> _Given exercise_: Repeat all entries exactly.
## begin Data listing
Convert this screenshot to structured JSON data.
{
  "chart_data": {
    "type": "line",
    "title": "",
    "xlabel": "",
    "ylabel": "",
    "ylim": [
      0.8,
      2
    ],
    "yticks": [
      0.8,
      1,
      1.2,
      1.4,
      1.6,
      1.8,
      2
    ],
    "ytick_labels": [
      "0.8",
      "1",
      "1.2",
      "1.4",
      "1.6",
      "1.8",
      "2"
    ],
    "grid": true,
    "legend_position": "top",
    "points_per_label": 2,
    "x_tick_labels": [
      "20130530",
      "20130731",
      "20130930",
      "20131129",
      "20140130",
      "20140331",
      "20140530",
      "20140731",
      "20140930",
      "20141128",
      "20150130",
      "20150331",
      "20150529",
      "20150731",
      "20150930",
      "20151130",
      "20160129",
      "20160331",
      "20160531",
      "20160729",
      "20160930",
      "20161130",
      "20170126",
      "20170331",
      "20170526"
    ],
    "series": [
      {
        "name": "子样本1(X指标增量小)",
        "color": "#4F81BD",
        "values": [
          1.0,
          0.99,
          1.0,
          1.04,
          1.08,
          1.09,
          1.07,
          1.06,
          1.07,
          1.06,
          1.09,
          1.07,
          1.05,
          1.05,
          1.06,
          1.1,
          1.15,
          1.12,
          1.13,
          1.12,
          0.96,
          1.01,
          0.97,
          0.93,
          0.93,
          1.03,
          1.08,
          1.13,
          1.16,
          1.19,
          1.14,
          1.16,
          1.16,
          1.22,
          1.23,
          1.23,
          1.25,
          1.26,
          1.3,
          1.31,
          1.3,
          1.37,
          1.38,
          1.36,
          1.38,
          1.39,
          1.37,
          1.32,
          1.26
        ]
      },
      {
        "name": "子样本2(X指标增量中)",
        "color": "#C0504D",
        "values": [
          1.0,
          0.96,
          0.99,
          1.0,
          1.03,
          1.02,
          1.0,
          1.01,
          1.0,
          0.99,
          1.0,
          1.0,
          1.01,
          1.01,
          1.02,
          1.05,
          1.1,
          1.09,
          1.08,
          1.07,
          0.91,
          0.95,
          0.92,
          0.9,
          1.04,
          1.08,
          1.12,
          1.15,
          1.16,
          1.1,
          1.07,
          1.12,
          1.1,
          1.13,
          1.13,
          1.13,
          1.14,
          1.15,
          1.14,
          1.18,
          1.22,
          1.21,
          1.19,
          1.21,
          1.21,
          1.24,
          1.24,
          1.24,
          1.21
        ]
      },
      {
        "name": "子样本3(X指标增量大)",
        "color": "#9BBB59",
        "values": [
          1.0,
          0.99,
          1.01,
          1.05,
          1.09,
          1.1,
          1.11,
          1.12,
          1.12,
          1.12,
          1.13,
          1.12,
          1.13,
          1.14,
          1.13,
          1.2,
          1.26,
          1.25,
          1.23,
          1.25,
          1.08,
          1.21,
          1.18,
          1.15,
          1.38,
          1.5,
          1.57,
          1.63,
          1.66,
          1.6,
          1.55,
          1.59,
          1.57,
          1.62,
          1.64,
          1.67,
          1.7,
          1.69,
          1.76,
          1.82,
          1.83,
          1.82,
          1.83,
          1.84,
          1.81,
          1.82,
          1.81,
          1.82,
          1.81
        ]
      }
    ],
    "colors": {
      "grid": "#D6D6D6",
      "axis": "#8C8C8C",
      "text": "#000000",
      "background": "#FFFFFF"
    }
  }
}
## end Data listing
> _Complete output_:
Convert this screenshot to structured JSON data.
{
  "chart_data": {
    "type": "line",
    "title": "",
    "xlabel": "",
    "ylabel": "",
    "ylim": [
      0.8,
      2
    ],
    "yticks": [
      0.8,
      1,
      1.2,
      1.4,
      1.6,
      1.8,
      2
    ],
    "ytick_labels": [
      "0.8",
      "1",
      "1.2",
      "1.4",
      "1.6",
      "1.8",
      "2"
    ],
    "grid": true,
    "legend_position": "top",
    "points_per_label": 2,
    "x_tick_labels": [
      "20130530",
      "20130731",
      "20130930",
      "20131129",
      "20140130",
      "20140331",
      "20140530",
      "20140731",
      "20140930",
      "20141128",
      "20150130",
      "20150331",
      "20150529",
      "20150731",
      "20150930",
      "20151130",
      "20160129",
      "20160331",
      "20160531",
      "20160729",
      "20160930",
      "20161130",
      "20170126",
      "20170331",
      "20170526"
    ],
    "series": [
      {
        "name": "子样本1(X指标增量小)",
        "color": "#4F81BD",
        "values": [
          1.0,
          0.99,
          1.0,
          1.04,
          1.08,
          1.09,
          1.07,
          1.06,
          1.07,
          1.06,
          1.09,
          1.07,
          1.05,
          1.05,
          1.06,
          1.1,
          1.15,
          1.12,
          1.13,
          1.12,
          0.96,
          1.01,
          0.97,
          0.93,
          0.93,
          1.03,
          1.08,
          1.13,
          1.16,
          1.19,
          1.14,
          1.16,
          1.16,
          1.22,
          1.23,
          1.23,
          1.25,
          1.26,
          1.3,
          1.31,
          1.3,
          1.37,
          1.38,
          1.36,
          1.38,
          1.39,
          1.37,
          1.32,
          1.26
        ]
      },
      {
        "name": "子样本2(X指标增量中)",
        "color": "#C0504D",
        "values": [
          1.0,
          0.96,
          0.99,
          1.0,
          1.03,
          1.02,
          1.0,
          1.01,
          1.0,
          0.99,
          1.0,
          1.0,
          1.01,
          1.01,
          1.02,
          1.05,
          1.1,
          1.09,
          1.08,
          1.07,
          0.91,
          0.95,
          0.92,
          0.9,
          1.04,
          1.08,
          1.12,
          1.15,
          1.16,
          1.1,
          1.07,
          1.12,
          1.1,
          1.13,
          1.13,
          1.13,
          1.14,
          1.15,
          1.14,
          1.18,
          1.22,
          1.21,
          1.19,
          1.21,
          1.21,
          1.24,
          1.24,
          1.24,
          1.21
        ]
      },
      {
        "name": "子样本3(X指标增量大)",
        "color": "#9BBB59",
        "values": [
          1.0,
          0.99,
          1.01,
          1.05,
          1.09,
          1.1,
          1.11,
          1.12,
          1.12,
          1.12,
          1.13,
          1.12,
          1.13,
          1.14,
          1.13,
          1.2,
          1.26,
          1.25,
          1.23,
          1.25,
          1.08,
          1.21,
          1.18,
          1.15,
          1.38,
          1.5,
          1.57,
          1.63,
          1.66,
          1.6,
          1.55,
          1.59,
          1.57,
          1.62,
          1.64,
          1.67,
          1.7,
          1.69,
          1.76,
          1.82,
          1.83,
          1.82,
          1.83,
          1.84,
          1.81,
          1.82,
          1.81,
          1.82,
          1.81
        ]
      }
    ],
    "colors": {
      "grid": "#D6D6D6",
      "axis": "#8C8C8C",
      "text": "#000000",
      "background": "#FFFFFF"
    }
  }
}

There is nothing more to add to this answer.